**DO THIS**
Copy out every line in the entries below that includes "tags".

**AVAILABLE DATA**
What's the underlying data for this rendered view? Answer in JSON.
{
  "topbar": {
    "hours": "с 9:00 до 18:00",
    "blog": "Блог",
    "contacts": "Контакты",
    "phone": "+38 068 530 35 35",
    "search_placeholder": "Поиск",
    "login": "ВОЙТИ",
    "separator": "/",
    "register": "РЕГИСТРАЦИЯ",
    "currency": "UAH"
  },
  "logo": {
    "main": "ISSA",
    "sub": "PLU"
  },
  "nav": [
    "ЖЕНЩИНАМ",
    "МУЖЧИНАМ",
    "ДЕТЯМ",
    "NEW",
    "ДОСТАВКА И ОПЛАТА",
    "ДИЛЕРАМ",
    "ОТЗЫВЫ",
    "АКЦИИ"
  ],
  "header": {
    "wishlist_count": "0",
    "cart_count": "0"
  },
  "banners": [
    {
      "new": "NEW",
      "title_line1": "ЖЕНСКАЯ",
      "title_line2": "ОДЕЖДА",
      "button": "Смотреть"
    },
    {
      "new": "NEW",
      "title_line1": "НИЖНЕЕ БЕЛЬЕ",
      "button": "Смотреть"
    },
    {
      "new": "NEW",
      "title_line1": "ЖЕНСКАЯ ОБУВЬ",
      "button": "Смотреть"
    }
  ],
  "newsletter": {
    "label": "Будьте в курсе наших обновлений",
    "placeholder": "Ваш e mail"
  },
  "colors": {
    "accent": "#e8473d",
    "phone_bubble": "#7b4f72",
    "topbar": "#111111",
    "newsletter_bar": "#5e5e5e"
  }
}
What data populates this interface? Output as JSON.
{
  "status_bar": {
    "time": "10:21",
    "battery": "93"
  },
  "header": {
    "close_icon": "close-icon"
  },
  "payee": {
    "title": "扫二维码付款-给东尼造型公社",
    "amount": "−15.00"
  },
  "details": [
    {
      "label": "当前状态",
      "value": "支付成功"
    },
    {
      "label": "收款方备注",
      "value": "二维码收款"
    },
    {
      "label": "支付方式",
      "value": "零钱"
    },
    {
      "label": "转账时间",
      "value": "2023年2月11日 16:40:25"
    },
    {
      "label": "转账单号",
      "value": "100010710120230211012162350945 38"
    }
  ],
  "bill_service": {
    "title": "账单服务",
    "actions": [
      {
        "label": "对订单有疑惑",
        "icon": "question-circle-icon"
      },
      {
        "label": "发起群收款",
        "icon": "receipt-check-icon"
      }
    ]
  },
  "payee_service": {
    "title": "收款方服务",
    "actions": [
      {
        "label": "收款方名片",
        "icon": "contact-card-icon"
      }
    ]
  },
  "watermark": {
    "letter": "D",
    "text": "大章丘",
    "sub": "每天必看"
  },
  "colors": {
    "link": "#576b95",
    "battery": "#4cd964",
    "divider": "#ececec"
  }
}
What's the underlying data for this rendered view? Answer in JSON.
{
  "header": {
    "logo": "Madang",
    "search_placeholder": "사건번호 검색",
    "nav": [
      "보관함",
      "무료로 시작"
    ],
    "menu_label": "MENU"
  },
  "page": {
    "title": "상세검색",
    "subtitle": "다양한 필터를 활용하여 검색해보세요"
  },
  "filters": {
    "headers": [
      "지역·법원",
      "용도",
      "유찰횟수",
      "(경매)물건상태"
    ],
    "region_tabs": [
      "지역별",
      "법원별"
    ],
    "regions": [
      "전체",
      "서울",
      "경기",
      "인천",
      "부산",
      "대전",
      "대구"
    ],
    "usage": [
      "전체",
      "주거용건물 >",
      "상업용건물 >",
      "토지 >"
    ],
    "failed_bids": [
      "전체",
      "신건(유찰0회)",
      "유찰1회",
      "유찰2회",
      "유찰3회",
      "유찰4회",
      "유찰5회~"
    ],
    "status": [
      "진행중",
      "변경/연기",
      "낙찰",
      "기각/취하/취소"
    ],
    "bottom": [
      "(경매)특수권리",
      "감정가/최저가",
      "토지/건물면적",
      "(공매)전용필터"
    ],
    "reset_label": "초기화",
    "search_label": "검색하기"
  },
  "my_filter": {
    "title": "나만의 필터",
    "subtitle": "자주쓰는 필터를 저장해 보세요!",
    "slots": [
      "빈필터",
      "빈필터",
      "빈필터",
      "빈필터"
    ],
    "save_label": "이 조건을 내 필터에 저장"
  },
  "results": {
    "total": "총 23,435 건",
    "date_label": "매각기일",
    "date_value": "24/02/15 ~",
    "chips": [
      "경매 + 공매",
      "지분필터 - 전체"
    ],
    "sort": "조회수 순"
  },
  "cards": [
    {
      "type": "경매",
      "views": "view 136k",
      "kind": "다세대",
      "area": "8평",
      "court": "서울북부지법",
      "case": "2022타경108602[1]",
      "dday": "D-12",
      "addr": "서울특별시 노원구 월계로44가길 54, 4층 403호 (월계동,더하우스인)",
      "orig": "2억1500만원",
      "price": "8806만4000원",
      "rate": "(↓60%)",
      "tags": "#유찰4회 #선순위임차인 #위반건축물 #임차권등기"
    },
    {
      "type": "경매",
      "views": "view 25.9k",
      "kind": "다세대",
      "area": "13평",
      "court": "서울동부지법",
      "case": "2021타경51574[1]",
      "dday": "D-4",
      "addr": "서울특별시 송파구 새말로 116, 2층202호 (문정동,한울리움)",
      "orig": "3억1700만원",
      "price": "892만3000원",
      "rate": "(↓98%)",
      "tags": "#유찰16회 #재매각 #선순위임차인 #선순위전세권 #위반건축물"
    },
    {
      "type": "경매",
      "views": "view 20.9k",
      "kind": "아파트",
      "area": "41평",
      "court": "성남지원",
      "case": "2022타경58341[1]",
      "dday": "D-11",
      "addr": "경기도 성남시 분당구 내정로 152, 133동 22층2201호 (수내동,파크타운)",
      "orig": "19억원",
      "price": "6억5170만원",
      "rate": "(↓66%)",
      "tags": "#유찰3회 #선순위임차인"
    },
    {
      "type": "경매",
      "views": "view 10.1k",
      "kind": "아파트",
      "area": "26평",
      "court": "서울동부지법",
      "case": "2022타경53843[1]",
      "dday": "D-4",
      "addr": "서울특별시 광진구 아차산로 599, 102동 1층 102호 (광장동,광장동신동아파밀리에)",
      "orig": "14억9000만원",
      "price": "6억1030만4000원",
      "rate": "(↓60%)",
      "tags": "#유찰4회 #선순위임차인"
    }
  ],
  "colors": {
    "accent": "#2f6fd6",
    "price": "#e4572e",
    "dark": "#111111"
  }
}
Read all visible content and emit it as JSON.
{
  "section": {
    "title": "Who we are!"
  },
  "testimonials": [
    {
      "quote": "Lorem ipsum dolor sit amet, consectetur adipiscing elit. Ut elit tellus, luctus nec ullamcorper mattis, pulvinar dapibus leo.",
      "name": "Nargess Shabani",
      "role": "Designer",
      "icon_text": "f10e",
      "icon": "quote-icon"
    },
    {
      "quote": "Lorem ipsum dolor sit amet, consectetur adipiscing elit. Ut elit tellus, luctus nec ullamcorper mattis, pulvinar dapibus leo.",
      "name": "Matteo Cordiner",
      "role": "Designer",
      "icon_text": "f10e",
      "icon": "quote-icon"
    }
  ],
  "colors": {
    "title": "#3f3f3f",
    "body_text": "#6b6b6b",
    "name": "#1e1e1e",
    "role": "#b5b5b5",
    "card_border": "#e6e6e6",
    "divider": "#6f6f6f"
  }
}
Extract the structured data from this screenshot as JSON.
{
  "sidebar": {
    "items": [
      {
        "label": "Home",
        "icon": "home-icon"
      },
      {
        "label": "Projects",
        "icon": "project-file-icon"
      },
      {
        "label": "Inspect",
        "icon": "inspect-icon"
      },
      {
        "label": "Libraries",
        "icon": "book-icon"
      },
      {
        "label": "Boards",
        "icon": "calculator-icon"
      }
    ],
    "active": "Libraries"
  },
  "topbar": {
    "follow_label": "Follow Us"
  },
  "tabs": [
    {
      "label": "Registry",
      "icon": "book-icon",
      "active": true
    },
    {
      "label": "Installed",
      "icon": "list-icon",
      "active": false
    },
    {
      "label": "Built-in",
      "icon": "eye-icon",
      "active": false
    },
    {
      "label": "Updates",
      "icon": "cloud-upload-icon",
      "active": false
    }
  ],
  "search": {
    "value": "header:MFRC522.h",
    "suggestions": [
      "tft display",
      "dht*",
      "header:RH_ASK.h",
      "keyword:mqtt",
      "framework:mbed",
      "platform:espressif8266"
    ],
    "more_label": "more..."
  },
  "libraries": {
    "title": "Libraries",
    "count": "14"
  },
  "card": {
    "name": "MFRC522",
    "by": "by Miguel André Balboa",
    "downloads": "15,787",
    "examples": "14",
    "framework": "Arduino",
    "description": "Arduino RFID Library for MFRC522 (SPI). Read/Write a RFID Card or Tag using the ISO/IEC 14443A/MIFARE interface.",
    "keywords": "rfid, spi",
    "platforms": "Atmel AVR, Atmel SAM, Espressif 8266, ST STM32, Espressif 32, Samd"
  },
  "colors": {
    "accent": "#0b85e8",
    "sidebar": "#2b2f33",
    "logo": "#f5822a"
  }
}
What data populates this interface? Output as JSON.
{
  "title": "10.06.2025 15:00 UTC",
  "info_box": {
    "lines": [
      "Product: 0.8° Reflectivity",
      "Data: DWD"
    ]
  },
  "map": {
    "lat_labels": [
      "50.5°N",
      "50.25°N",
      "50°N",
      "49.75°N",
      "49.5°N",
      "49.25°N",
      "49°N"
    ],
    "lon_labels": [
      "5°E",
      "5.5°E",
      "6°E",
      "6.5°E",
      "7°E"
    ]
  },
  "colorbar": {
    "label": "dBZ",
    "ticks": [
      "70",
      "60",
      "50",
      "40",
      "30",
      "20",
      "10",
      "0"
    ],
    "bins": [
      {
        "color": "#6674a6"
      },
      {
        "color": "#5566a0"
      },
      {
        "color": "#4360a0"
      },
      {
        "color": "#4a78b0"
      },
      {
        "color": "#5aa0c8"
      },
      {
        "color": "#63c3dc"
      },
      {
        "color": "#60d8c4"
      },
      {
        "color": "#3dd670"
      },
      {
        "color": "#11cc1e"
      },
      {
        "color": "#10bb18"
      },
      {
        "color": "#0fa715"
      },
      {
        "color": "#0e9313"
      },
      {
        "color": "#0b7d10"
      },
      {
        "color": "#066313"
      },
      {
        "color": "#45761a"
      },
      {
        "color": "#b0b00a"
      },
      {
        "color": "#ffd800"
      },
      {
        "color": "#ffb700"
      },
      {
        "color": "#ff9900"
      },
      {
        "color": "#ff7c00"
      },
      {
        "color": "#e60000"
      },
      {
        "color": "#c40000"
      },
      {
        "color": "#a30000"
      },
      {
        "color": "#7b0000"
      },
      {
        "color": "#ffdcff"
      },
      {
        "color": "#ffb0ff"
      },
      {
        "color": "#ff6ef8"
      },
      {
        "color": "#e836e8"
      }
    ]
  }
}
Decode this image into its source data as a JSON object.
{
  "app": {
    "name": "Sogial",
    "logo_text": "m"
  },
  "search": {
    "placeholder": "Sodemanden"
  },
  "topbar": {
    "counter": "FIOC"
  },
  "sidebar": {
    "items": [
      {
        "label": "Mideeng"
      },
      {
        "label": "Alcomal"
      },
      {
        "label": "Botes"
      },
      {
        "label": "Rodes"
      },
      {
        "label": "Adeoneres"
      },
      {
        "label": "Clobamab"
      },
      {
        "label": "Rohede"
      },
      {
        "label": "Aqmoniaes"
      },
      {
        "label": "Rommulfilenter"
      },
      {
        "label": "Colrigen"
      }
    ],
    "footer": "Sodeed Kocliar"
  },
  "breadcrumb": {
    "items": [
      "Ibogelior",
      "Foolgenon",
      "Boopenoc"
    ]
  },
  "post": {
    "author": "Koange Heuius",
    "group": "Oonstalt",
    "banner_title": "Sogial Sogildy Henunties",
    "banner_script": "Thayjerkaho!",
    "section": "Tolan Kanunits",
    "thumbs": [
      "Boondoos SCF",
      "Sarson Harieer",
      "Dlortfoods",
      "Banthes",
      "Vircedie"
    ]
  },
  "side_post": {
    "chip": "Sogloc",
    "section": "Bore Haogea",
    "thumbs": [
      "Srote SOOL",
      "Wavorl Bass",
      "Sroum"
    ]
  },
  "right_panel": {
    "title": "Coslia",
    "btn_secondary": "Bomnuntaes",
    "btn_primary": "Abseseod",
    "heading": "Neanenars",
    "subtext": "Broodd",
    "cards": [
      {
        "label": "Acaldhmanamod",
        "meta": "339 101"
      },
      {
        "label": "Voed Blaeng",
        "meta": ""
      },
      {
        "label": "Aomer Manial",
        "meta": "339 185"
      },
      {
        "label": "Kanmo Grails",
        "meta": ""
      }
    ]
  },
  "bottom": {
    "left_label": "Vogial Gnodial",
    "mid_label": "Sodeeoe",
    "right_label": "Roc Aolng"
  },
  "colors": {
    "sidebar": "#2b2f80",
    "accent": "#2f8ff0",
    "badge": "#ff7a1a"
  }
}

**REPLY TO THE TASK**
      "tags": "#유찰4회 #선순위임차인 #위반건축물 #임차권등기"
      "tags": "#유찰16회 #재매각 #선순위임차인 #선순위전세권 #위반건축물"
      "tags": "#유찰3회 #선순위임차인"
      "tags": "#유찰4회 #선순위임차인"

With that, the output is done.